--- START OF Supplied material ---

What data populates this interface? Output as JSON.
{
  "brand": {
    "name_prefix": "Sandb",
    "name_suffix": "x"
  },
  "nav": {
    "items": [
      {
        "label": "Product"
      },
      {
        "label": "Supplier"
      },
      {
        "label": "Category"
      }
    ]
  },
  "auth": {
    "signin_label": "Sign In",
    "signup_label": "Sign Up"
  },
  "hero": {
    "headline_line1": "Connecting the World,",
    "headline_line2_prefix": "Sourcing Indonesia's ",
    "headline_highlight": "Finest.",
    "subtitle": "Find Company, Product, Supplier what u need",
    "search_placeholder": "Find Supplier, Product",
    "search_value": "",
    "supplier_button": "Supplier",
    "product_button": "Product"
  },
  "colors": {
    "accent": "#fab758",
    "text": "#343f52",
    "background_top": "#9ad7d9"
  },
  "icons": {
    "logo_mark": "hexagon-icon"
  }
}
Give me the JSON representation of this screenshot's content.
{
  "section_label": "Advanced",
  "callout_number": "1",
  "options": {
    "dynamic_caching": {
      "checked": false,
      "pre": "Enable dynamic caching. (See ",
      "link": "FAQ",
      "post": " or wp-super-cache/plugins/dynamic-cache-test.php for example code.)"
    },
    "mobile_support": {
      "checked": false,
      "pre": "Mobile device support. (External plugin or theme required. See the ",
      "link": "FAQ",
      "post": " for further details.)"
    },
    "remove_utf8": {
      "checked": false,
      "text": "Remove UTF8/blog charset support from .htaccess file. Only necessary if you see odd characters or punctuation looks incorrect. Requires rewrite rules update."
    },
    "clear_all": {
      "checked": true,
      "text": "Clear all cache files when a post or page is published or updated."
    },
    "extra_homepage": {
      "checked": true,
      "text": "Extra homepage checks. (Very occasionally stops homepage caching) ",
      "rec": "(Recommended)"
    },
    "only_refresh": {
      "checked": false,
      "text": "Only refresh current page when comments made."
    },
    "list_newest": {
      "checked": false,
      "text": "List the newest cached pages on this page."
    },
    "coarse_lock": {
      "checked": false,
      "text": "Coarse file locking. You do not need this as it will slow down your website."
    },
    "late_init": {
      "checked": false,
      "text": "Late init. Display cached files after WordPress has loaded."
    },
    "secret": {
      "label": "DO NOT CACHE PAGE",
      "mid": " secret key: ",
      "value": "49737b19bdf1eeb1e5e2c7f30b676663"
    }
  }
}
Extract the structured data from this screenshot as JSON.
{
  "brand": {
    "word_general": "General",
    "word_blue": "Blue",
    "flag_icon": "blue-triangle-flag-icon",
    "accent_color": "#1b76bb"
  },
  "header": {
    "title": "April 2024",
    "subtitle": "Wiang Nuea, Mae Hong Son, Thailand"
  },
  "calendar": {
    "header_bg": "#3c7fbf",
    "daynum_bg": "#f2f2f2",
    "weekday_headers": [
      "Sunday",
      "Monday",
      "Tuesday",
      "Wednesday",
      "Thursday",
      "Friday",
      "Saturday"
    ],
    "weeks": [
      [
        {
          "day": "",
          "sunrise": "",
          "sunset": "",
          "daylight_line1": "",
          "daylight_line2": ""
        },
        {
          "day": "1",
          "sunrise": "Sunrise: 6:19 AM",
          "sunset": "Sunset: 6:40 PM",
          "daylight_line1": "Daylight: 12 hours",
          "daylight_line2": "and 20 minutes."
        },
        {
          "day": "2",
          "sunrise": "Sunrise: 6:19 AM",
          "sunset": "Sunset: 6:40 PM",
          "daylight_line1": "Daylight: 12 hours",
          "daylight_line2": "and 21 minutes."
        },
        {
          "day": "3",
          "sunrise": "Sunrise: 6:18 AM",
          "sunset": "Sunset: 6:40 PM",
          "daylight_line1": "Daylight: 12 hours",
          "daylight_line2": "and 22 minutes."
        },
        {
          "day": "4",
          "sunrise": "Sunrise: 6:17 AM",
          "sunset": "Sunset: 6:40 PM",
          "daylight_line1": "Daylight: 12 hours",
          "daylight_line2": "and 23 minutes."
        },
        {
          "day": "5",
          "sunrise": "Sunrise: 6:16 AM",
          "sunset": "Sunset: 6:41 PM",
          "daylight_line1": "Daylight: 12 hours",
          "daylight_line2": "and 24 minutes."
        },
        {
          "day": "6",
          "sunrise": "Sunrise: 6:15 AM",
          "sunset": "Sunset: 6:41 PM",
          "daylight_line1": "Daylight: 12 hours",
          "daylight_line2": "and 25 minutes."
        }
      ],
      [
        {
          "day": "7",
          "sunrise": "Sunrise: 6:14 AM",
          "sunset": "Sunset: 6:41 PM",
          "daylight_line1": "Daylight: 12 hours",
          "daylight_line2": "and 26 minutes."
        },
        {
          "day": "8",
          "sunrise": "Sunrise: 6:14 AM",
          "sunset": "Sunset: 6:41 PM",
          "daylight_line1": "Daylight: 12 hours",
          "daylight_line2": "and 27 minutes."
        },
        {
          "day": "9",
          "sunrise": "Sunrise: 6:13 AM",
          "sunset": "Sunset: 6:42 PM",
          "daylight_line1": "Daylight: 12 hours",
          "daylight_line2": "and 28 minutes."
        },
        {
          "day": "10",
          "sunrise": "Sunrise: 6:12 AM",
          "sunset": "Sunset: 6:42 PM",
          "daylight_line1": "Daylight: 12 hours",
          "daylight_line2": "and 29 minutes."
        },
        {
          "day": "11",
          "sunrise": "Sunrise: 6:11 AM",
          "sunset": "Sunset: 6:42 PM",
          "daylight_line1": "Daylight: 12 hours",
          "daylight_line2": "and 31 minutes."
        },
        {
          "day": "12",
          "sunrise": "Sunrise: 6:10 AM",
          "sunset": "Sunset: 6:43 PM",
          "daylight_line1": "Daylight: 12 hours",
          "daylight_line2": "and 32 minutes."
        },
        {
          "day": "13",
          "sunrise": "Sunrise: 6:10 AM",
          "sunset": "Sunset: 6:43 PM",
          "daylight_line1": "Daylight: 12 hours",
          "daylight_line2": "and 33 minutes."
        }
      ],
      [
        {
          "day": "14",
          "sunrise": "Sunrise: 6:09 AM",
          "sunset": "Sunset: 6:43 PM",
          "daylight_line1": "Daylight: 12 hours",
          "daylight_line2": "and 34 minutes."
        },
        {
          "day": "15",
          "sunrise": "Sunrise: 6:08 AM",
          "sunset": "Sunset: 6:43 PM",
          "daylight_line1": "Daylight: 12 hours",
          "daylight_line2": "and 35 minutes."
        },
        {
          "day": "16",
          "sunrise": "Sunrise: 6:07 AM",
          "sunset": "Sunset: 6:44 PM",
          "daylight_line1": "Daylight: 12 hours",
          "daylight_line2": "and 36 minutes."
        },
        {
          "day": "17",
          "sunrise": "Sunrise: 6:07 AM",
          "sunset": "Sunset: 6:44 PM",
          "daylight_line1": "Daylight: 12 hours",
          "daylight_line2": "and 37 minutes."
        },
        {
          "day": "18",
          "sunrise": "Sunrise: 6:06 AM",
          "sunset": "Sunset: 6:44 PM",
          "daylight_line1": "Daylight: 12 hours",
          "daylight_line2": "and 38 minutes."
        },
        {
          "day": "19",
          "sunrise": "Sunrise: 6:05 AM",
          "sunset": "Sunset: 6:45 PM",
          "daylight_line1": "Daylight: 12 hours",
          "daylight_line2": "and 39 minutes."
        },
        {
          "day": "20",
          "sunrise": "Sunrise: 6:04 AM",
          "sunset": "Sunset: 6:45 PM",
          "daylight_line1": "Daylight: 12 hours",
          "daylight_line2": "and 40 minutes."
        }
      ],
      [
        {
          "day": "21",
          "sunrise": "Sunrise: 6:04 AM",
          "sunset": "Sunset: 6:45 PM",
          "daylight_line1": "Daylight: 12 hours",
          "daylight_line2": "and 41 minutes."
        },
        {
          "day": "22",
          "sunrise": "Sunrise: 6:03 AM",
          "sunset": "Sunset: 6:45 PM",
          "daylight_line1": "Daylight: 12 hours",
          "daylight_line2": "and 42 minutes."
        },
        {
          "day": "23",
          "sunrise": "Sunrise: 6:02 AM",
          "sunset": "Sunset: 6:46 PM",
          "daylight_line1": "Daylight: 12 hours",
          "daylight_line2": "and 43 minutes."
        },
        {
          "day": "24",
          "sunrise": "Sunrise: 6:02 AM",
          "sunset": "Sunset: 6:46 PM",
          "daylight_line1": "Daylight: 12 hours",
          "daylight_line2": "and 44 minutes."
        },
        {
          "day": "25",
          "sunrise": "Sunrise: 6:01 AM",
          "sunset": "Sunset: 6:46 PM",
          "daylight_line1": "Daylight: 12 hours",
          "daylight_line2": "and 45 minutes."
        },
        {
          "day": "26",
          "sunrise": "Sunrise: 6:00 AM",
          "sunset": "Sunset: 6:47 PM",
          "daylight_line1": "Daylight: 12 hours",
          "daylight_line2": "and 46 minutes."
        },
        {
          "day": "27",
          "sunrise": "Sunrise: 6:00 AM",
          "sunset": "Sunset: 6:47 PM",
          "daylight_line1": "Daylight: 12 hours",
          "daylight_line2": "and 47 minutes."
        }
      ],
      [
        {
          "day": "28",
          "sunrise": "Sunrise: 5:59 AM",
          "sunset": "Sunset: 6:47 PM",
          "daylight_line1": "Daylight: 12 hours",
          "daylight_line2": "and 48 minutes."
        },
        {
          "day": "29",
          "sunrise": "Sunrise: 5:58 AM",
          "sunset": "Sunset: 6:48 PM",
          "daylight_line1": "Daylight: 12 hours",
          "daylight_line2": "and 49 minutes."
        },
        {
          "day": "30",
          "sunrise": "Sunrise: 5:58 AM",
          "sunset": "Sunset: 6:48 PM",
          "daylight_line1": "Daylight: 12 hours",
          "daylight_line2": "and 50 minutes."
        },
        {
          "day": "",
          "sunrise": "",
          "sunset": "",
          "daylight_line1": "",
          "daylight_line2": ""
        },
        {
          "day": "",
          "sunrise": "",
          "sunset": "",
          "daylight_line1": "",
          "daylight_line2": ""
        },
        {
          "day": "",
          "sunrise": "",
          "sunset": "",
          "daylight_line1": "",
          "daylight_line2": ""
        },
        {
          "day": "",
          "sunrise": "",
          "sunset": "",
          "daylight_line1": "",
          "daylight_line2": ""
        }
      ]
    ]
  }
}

--- END OF Supplied material ---

_Exercise task_:
Only a number is wanted: how many lines contain "Find"?

_Output_:
2